__INSTRUCTIONS FOR THE TASK__. Note each line that includes the word "this". Copy those lines.

======== GIVEN RECORDS ========

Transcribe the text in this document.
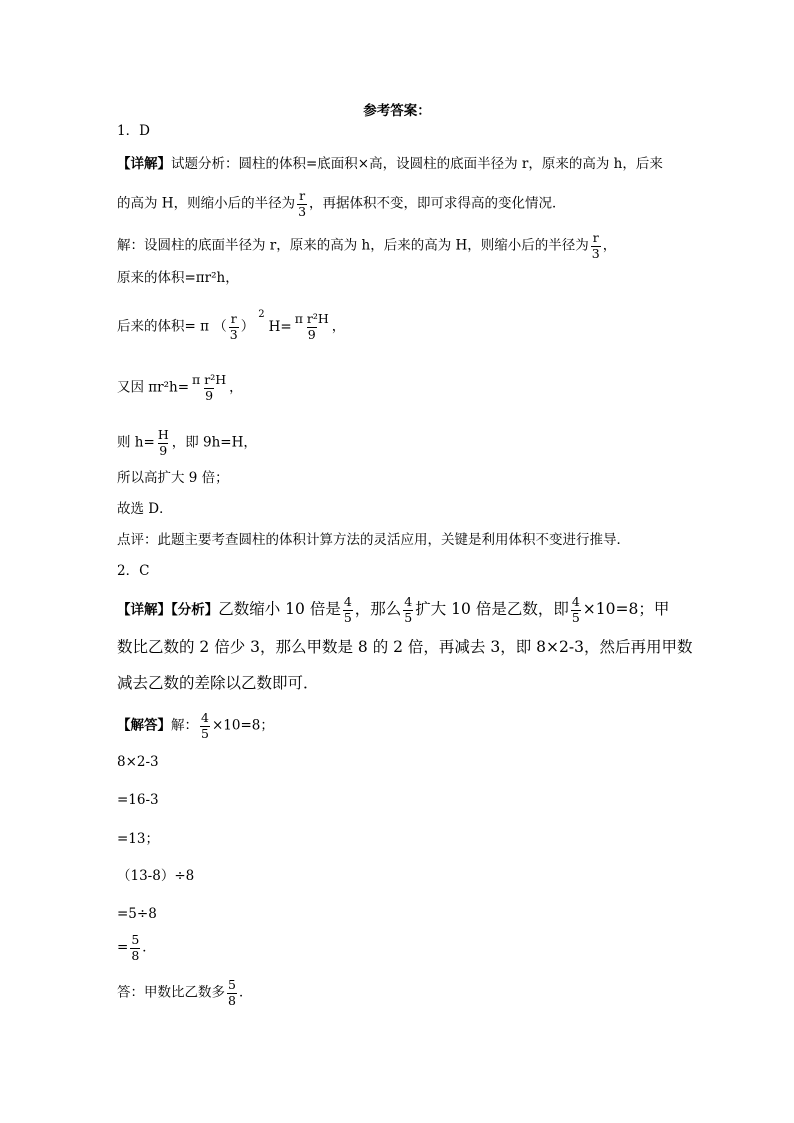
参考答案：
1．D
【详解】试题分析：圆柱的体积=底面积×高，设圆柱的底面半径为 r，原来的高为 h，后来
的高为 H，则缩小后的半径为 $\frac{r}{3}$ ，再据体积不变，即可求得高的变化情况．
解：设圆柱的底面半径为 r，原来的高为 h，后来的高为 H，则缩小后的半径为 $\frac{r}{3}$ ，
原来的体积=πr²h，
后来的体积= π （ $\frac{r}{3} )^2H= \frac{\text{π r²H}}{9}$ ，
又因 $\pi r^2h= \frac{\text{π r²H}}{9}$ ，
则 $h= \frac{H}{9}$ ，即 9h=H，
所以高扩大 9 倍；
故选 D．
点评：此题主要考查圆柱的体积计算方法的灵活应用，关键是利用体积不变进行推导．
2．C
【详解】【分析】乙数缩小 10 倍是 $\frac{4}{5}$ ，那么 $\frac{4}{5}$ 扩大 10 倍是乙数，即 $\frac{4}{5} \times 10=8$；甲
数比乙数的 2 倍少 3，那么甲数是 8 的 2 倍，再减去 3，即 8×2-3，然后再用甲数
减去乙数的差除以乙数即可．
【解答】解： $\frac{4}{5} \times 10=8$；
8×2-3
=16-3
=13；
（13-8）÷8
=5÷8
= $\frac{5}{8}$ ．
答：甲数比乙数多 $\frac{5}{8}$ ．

========
======== GIVEN RECORDS ========

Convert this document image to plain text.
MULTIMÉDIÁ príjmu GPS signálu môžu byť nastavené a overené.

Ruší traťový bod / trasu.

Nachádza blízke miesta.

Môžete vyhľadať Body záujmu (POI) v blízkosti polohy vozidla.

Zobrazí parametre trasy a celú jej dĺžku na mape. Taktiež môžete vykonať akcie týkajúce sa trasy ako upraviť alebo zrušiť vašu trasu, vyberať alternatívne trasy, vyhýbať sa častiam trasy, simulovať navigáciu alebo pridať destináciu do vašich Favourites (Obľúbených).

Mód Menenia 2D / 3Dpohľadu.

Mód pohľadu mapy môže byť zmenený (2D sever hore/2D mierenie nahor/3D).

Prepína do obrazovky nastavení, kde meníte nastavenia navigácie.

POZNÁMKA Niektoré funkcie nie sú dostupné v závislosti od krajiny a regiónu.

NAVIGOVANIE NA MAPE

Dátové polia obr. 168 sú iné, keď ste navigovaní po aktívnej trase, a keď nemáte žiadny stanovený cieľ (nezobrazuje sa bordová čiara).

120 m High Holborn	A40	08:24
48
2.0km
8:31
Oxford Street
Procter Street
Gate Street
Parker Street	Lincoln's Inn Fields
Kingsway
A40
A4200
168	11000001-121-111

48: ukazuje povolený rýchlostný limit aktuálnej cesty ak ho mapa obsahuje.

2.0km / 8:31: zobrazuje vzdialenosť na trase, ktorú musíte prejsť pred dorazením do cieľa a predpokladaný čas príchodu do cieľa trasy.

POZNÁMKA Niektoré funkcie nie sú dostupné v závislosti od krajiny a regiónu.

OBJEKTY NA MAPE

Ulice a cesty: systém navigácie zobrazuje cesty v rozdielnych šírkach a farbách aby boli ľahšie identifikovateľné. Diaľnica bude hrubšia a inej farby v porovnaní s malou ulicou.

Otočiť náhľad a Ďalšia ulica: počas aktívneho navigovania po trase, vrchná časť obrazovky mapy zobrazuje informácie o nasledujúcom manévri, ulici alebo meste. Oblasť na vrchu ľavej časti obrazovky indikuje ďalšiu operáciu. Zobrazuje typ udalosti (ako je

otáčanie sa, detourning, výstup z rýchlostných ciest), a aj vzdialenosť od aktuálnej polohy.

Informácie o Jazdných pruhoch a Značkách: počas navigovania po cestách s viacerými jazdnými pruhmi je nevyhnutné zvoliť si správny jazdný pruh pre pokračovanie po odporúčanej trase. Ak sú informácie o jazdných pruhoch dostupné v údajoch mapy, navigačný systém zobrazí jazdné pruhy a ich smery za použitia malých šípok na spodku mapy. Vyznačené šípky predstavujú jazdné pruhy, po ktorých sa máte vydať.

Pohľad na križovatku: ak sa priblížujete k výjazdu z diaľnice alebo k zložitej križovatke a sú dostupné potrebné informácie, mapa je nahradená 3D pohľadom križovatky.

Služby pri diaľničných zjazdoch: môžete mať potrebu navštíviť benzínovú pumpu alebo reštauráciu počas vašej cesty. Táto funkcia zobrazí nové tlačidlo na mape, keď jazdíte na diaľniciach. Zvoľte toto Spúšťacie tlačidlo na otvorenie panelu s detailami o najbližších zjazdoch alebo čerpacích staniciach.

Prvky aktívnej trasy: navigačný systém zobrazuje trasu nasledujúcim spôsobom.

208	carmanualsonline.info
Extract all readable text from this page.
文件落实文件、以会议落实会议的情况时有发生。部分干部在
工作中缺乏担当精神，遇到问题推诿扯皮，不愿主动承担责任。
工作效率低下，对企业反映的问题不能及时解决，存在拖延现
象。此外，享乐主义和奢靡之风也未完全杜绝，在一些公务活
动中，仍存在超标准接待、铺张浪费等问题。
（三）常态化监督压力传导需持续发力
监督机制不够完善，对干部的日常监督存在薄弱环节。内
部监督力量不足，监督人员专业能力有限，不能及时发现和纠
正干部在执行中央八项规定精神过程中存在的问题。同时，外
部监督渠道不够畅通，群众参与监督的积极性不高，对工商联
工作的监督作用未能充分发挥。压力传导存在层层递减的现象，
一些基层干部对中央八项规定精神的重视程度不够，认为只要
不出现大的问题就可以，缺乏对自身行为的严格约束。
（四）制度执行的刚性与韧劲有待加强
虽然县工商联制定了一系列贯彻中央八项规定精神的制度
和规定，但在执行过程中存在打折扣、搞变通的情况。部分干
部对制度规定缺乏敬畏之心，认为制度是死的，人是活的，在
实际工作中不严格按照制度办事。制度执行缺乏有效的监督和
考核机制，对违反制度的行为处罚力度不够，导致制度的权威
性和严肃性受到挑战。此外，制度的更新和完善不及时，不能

========

__EXERCISE RESPONSE__.
Transcribe the text in this document.
Convert this document image to plain text.
Extract all readable text from this page.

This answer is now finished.